TASK OBJECTIVE: Write out each entry, exactly the way it appears.

THE DATA:
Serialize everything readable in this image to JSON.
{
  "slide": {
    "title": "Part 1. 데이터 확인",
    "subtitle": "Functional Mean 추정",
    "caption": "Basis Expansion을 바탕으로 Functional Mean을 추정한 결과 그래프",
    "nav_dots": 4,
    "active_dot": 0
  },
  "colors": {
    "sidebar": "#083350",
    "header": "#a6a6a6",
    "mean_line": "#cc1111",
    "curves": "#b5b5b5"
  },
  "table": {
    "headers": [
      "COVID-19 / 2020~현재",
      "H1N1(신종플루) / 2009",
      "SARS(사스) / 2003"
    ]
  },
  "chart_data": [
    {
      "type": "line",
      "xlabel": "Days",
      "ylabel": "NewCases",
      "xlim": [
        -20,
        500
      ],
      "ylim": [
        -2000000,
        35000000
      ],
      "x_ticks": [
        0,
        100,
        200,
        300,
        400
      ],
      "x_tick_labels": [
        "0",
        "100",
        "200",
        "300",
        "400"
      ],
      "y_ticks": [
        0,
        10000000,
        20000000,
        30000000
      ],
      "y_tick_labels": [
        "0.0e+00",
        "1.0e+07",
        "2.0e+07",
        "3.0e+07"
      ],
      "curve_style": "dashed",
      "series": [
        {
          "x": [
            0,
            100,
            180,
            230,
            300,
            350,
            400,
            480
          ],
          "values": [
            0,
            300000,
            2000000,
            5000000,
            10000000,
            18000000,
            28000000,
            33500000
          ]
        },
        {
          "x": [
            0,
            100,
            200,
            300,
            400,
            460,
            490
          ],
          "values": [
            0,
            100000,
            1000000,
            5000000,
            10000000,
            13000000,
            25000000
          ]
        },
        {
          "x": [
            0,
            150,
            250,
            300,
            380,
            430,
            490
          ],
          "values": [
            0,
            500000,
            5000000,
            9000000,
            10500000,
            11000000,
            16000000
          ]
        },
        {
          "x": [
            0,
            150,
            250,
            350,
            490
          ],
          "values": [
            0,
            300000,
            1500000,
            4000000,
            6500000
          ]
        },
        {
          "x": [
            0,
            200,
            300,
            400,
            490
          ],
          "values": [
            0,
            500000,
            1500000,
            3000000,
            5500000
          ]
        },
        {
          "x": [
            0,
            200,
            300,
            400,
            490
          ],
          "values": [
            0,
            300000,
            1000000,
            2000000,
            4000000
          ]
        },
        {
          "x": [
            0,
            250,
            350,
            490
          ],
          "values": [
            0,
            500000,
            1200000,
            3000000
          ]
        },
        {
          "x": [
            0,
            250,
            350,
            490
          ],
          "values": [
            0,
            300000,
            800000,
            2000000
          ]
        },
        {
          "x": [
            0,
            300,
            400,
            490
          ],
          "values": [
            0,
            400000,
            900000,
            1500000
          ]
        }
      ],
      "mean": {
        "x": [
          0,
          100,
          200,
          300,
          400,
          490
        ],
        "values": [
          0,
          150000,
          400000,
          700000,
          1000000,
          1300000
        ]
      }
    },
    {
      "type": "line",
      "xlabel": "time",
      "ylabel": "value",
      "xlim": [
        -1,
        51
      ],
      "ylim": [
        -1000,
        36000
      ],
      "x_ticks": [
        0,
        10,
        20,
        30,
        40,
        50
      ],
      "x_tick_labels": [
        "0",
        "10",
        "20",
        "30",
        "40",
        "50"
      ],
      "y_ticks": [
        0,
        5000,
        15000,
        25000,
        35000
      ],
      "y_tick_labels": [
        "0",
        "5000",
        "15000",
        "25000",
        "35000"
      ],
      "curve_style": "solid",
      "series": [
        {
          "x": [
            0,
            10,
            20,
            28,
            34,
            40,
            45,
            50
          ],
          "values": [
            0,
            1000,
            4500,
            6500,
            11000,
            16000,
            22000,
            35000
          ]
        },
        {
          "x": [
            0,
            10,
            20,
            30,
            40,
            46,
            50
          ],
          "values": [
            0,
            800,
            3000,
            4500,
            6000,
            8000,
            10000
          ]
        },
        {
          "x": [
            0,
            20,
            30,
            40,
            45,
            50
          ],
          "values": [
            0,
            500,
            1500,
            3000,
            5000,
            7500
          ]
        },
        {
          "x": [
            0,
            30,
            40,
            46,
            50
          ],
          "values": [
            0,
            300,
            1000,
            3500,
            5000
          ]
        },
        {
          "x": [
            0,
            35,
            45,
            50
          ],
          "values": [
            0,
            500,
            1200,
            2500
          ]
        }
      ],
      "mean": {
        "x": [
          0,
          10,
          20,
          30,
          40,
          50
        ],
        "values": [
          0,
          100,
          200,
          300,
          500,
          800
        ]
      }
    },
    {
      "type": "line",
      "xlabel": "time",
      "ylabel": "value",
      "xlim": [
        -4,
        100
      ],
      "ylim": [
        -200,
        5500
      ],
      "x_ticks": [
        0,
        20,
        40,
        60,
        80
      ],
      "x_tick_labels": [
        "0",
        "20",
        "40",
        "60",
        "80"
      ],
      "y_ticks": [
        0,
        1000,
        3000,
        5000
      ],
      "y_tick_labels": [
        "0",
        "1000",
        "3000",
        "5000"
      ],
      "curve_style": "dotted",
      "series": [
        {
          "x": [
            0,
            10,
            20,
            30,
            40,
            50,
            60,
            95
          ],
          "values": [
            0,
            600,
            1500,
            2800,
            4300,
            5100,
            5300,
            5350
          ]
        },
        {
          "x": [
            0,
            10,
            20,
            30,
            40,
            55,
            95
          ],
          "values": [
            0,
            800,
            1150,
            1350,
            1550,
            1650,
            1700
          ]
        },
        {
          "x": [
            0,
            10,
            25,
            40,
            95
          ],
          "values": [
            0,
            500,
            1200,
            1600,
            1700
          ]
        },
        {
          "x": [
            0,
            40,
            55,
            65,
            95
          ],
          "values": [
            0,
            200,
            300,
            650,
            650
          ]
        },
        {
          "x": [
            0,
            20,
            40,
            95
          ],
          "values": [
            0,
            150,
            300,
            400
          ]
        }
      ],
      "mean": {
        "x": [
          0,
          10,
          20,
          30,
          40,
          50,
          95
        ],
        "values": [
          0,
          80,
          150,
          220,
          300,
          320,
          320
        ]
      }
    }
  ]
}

REPLY:
Serialize everything readable in this image to JSON.
{
  "slide": {
    "title": "Part 1. 데이터 확인",
    "subtitle": "Functional Mean 추정",
    "caption": "Basis Expansion을 바탕으로 Functional Mean을 추정한 결과 그래프",
    "nav_dots": 4,
    "active_dot": 0
  },
  "colors": {
    "sidebar": "#083350",
    "header": "#a6a6a6",
    "mean_line": "#cc1111",
    "curves": "#b5b5b5"
  },
  "table": {
    "headers": [
      "COVID-19 / 2020~현재",
      "H1N1(신종플루) / 2009",
      "SARS(사스) / 2003"
    ]
  },
  "chart_data": [
    {
      "type": "line",
      "xlabel": "Days",
      "ylabel": "NewCases",
      "xlim": [
        -20,
        500
      ],
      "ylim": [
        -2000000,
        35000000
      ],
      "x_ticks": [
        0,
        100,
        200,
        300,
        400
      ],
      "x_tick_labels": [
        "0",
        "100",
        "200",
        "300",
        "400"
      ],
      "y_ticks": [
        0,
        10000000,
        20000000,
        30000000
      ],
      "y_tick_labels": [
        "0.0e+00",
        "1.0e+07",
        "2.0e+07",
        "3.0e+07"
      ],
      "curve_style": "dashed",
      "series": [
        {
          "x": [
            0,
            100,
            180,
            230,
            300,
            350,
            400,
            480
          ],
          "values": [
            0,
            300000,
            2000000,
            5000000,
            10000000,
            18000000,
            28000000,
            33500000
          ]
        },
        {
          "x": [
            0,
            100,
            200,
            300,
            400,
            460,
            490
          ],
          "values": [
            0,
            100000,
            1000000,
            5000000,
            10000000,
            13000000,
            25000000
          ]
        },
        {
          "x": [
            0,
            150,
            250,
            300,
            380,
            430,
            490
          ],
          "values": [
            0,
            500000,
            5000000,
            9000000,
            10500000,
            11000000,
            16000000
          ]
        },
        {
          "x": [
            0,
            150,
            250,
            350,
            490
          ],
          "values": [
            0,
            300000,
            1500000,
            4000000,
            6500000
          ]
        },
        {
          "x": [
            0,
            200,
            300,
            400,
            490
          ],
          "values": [
            0,
            500000,
            1500000,
            3000000,
            5500000
          ]
        },
        {
          "x": [
            0,
            200,
            300,
            400,
            490
          ],
          "values": [
            0,
            300000,
            1000000,
            2000000,
            4000000
          ]
        },
        {
          "x": [
            0,
            250,
            350,
            490
          ],
          "values": [
            0,
            500000,
            1200000,
            3000000
          ]
        },
        {
          "x": [
            0,
            250,
            350,
            490
          ],
          "values": [
            0,
            300000,
            800000,
            2000000
          ]
        },
        {
          "x": [
            0,
            300,
            400,
            490
          ],
          "values": [
            0,
            400000,
            900000,
            1500000
          ]
        }
      ],
      "mean": {
        "x": [
          0,
          100,
          200,
          300,
          400,
          490
        ],
        "values": [
          0,
          150000,
          400000,
          700000,
          1000000,
          1300000
        ]
      }
    },
    {
      "type": "line",
      "xlabel": "time",
      "ylabel": "value",
      "xlim": [
        -1,
        51
      ],
      "ylim": [
        -1000,
        36000
      ],
      "x_ticks": [
        0,
        10,
        20,
        30,
        40,
        50
      ],
      "x_tick_labels": [
        "0",
        "10",
        "20",
        "30",
        "40",
        "50"
      ],
      "y_ticks": [
        0,
        5000,
        15000,
        25000,
        35000
      ],
      "y_tick_labels": [
        "0",
        "5000",
        "15000",
        "25000",
        "35000"
      ],
      "curve_style": "solid",
      "series": [
        {
          "x": [
            0,
            10,
            20,
            28,
            34,
            40,
            45,
            50
          ],
          "values": [
            0,
            1000,
            4500,
            6500,
            11000,
            16000,
            22000,
            35000
          ]
        },
        {
          "x": [
            0,
            10,
            20,
            30,
            40,
            46,
            50
          ],
          "values": [
            0,
            800,
            3000,
            4500,
            6000,
            8000,
            10000
          ]
        },
        {
          "x": [
            0,
            20,
            30,
            40,
            45,
            50
          ],
          "values": [
            0,
            500,
            1500,
            3000,
            5000,
            7500
          ]
        },
        {
          "x": [
            0,
            30,
            40,
            46,
            50
          ],
          "values": [
            0,
            300,
            1000,
            3500,
            5000
          ]
        },
        {
          "x": [
            0,
            35,
            45,
            50
          ],
          "values": [
            0,
            500,
            1200,
            2500
          ]
        }
      ],
      "mean": {
        "x": [
          0,
          10,
          20,
          30,
          40,
          50
        ],
        "values": [
          0,
          100,
          200,
          300,
          500,
          800
        ]
      }
    },
    {
      "type": "line",
      "xlabel": "time",
      "ylabel": "value",
      "xlim": [
        -4,
        100
      ],
      "ylim": [
        -200,
        5500
      ],
      "x_ticks": [
        0,
        20,
        40,
        60,
        80
      ],
      "x_tick_labels": [
        "0",
        "20",
        "40",
        "60",
        "80"
      ],
      "y_ticks": [
        0,
        1000,
        3000,
        5000
      ],
      "y_tick_labels": [
        "0",
        "1000",
        "3000",
        "5000"
      ],
      "curve_style": "dotted",
      "series": [
        {
          "x": [
            0,
            10,
            20,
            30,
            40,
            50,
            60,
            95
          ],
          "values": [
            0,
            600,
            1500,
            2800,
            4300,
            5100,
            5300,
            5350
          ]
        },
        {
          "x": [
            0,
            10,
            20,
            30,
            40,
            55,
            95
          ],
          "values": [
            0,
            800,
            1150,
            1350,
            1550,
            1650,
            1700
          ]
        },
        {
          "x": [
            0,
            10,
            25,
            40,
            95
          ],
          "values": [
            0,
            500,
            1200,
            1600,
            1700
          ]
        },
        {
          "x": [
            0,
            40,
            55,
            65,
            95
          ],
          "values": [
            0,
            200,
            300,
            650,
            650
          ]
        },
        {
          "x": [
            0,
            20,
            40,
            95
          ],
          "values": [
            0,
            150,
            300,
            400
          ]
        }
      ],
      "mean": {
        "x": [
          0,
          10,
          20,
          30,
          40,
          50,
          95
        ],
        "values": [
          0,
          80,
          150,
          220,
          300,
          320,
          320
        ]
      }
    }
  ]
}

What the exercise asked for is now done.